**Data records**

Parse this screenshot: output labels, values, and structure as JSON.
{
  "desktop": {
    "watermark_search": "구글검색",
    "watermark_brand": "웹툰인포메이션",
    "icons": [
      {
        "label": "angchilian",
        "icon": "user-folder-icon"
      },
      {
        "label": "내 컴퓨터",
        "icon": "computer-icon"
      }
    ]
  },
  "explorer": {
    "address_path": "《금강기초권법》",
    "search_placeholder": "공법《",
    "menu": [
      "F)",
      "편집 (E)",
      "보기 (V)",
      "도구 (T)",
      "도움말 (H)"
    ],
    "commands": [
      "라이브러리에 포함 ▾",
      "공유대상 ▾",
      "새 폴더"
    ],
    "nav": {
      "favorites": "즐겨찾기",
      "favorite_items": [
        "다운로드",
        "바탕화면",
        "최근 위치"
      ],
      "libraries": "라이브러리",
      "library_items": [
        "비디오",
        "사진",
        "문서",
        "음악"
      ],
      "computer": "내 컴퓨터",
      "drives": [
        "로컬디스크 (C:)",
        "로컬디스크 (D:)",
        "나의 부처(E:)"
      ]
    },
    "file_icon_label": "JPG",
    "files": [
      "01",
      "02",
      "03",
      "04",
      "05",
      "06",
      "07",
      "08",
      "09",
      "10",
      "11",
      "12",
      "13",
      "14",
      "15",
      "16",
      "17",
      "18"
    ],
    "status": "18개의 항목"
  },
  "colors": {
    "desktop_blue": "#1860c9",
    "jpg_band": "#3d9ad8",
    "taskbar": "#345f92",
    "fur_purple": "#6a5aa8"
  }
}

**What to produce**
Copy each record from above without leaving any out.

**Response to the task**
Parse this screenshot: output labels, values, and structure as JSON.
{
  "desktop": {
    "watermark_search": "구글검색",
    "watermark_brand": "웹툰인포메이션",
    "icons": [
      {
        "label": "angchilian",
        "icon": "user-folder-icon"
      },
      {
        "label": "내 컴퓨터",
        "icon": "computer-icon"
      }
    ]
  },
  "explorer": {
    "address_path": "《금강기초권법》",
    "search_placeholder": "공법《",
    "menu": [
      "F)",
      "편집 (E)",
      "보기 (V)",
      "도구 (T)",
      "도움말 (H)"
    ],
    "commands": [
      "라이브러리에 포함 ▾",
      "공유대상 ▾",
      "새 폴더"
    ],
    "nav": {
      "favorites": "즐겨찾기",
      "favorite_items": [
        "다운로드",
        "바탕화면",
        "최근 위치"
      ],
      "libraries": "라이브러리",
      "library_items": [
        "비디오",
        "사진",
        "문서",
        "음악"
      ],
      "computer": "내 컴퓨터",
      "drives": [
        "로컬디스크 (C:)",
        "로컬디스크 (D:)",
        "나의 부처(E:)"
      ]
    },
    "file_icon_label": "JPG",
    "files": [
      "01",
      "02",
      "03",
      "04",
      "05",
      "06",
      "07",
      "08",
      "09",
      "10",
      "11",
      "12",
      "13",
      "14",
      "15",
      "16",
      "17",
      "18"
    ],
    "status": "18개의 항목"
  },
  "colors": {
    "desktop_blue": "#1860c9",
    "jpg_band": "#3d9ad8",
    "taskbar": "#345f92",
    "fur_purple": "#6a5aa8"
  }
}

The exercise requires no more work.